• _YOUR ASSIGNMENT_: In the records below, count every line containing "Maternity". Reply with the number only.

::: INFORMATION PROVIDED :::

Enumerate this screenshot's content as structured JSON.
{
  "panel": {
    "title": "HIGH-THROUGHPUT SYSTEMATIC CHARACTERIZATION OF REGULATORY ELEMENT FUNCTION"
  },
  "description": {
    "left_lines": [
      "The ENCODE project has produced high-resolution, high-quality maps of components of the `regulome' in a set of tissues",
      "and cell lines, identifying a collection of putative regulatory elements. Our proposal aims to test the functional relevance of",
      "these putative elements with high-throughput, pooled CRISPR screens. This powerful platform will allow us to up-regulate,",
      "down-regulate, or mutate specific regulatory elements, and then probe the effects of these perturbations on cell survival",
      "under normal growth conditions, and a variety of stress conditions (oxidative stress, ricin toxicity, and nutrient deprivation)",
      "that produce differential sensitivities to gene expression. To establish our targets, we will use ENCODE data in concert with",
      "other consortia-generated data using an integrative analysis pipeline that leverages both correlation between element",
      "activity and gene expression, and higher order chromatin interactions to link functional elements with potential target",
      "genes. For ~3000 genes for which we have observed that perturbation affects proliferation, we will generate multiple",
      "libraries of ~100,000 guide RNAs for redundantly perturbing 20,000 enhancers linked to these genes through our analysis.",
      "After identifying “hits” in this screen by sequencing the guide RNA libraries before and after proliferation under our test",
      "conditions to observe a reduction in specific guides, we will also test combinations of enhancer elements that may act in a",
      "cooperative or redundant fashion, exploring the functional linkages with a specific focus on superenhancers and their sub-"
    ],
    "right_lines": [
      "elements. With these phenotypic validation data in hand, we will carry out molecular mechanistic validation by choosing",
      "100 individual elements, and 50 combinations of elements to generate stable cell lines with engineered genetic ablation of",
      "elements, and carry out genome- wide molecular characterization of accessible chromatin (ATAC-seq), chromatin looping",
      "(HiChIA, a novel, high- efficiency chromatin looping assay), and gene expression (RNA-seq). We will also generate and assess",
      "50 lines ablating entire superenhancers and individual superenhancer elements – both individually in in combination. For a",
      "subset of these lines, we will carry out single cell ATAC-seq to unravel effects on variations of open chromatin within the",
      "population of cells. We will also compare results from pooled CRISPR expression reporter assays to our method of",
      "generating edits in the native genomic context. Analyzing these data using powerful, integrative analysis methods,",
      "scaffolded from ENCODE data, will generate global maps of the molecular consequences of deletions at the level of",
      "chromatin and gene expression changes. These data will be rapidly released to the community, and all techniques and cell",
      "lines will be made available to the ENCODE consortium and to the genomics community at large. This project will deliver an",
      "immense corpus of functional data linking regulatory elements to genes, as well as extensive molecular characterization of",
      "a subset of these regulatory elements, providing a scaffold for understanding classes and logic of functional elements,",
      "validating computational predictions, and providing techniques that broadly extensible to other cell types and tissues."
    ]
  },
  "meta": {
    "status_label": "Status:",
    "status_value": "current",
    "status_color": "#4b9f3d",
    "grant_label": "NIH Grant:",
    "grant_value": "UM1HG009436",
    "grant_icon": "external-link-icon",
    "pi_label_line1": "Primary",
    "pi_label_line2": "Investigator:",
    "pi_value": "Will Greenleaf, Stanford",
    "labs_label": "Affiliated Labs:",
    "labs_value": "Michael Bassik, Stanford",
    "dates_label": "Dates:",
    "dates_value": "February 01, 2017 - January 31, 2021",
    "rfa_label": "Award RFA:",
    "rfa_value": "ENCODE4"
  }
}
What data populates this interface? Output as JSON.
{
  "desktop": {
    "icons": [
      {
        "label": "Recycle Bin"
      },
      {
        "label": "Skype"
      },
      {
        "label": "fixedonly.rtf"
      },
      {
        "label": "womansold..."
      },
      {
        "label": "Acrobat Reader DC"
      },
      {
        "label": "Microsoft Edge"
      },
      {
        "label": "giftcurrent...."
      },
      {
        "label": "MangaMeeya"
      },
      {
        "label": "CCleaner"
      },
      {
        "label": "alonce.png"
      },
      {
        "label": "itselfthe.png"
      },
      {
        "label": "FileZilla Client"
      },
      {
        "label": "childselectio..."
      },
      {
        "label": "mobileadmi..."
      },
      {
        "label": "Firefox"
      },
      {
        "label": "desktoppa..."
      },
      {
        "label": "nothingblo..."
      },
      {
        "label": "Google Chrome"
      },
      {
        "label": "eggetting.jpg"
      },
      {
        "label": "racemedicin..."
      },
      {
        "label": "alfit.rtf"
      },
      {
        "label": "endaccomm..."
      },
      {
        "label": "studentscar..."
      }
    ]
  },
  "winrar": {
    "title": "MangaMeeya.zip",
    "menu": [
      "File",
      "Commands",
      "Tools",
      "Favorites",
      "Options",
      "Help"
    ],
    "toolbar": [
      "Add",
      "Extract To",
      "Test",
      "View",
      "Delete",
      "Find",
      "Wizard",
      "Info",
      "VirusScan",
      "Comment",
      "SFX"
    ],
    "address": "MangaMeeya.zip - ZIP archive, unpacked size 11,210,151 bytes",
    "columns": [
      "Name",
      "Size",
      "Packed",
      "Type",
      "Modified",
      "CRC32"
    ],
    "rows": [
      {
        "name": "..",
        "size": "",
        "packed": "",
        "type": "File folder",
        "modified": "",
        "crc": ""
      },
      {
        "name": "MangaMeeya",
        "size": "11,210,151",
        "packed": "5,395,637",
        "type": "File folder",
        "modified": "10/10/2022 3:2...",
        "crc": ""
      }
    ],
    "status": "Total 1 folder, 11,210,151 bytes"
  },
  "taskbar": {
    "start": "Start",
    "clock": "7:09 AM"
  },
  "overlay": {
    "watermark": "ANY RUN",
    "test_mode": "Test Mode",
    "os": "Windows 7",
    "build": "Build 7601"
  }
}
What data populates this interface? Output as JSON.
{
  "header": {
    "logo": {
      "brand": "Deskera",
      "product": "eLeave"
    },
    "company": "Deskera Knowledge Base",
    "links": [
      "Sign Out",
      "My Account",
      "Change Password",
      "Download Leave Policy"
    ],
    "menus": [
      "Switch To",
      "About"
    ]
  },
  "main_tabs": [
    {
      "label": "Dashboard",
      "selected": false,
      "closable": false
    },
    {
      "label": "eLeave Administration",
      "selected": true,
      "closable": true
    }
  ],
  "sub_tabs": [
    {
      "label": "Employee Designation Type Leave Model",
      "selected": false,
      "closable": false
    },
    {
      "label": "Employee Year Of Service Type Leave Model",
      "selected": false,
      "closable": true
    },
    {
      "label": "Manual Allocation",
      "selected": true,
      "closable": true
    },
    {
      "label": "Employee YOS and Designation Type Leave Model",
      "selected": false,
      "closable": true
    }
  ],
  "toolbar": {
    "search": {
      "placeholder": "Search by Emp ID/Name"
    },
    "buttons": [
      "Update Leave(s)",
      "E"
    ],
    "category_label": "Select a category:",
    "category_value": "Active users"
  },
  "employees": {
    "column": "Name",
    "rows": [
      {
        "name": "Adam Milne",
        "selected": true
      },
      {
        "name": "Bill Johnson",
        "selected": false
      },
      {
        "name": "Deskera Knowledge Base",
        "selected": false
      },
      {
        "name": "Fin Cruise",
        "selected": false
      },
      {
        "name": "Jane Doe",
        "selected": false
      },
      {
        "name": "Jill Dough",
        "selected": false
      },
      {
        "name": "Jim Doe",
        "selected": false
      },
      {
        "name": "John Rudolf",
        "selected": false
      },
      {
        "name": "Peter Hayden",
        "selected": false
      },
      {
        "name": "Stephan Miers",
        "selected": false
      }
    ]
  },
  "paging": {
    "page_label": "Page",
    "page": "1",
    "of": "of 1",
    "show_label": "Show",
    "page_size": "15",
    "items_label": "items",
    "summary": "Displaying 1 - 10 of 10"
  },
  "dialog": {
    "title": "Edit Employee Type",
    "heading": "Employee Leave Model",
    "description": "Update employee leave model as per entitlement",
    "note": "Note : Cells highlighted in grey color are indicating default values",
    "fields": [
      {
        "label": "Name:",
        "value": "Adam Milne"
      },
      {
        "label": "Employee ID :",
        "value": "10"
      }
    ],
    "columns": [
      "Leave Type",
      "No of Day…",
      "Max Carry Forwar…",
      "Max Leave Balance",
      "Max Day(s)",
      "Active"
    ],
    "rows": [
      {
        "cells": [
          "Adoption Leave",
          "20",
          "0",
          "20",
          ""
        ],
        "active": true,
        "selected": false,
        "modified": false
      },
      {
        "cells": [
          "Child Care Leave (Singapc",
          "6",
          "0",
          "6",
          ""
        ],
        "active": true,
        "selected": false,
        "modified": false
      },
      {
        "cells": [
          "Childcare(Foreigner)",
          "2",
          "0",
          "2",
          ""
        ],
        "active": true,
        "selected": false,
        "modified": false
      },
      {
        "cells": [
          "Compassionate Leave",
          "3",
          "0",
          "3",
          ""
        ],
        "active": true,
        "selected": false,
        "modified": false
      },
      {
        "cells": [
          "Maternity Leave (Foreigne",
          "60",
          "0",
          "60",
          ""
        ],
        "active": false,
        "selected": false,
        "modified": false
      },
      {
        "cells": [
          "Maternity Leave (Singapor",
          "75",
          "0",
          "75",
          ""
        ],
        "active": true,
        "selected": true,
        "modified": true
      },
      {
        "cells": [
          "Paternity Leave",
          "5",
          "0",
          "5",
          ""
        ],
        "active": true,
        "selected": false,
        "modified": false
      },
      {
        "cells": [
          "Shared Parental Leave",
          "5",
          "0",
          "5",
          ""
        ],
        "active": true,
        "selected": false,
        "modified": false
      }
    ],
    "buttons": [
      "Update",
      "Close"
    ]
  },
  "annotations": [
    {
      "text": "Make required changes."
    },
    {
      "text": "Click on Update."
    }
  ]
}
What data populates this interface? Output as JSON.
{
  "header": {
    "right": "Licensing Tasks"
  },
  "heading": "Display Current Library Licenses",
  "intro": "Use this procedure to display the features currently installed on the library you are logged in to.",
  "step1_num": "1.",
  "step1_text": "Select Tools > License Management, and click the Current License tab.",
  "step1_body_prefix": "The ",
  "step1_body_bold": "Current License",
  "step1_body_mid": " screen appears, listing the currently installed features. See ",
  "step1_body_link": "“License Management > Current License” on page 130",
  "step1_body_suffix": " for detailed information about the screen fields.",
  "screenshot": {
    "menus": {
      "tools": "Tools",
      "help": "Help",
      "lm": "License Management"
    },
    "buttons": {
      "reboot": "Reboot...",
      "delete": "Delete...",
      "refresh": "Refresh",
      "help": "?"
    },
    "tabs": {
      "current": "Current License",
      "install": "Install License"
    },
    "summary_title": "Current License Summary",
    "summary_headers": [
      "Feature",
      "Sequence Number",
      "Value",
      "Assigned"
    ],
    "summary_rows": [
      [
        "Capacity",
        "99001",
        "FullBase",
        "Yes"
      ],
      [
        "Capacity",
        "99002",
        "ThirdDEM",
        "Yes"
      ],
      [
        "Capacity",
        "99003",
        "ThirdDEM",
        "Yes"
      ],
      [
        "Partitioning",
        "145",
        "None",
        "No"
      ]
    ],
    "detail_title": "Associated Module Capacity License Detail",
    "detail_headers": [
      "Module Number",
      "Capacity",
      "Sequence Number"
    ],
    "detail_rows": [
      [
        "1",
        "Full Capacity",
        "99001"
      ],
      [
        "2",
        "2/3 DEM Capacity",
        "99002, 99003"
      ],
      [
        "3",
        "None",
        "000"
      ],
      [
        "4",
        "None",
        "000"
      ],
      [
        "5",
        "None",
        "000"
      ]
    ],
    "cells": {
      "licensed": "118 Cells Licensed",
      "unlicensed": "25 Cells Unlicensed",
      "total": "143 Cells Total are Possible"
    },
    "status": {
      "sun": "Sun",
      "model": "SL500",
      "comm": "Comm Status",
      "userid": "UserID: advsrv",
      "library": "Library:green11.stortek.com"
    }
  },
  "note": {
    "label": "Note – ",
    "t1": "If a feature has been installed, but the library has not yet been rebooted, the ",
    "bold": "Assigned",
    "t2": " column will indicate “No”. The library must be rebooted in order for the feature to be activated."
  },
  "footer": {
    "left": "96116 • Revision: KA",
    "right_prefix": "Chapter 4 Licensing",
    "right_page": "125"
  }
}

:::

• _ANSWER TO THIS PROBLEM_: 2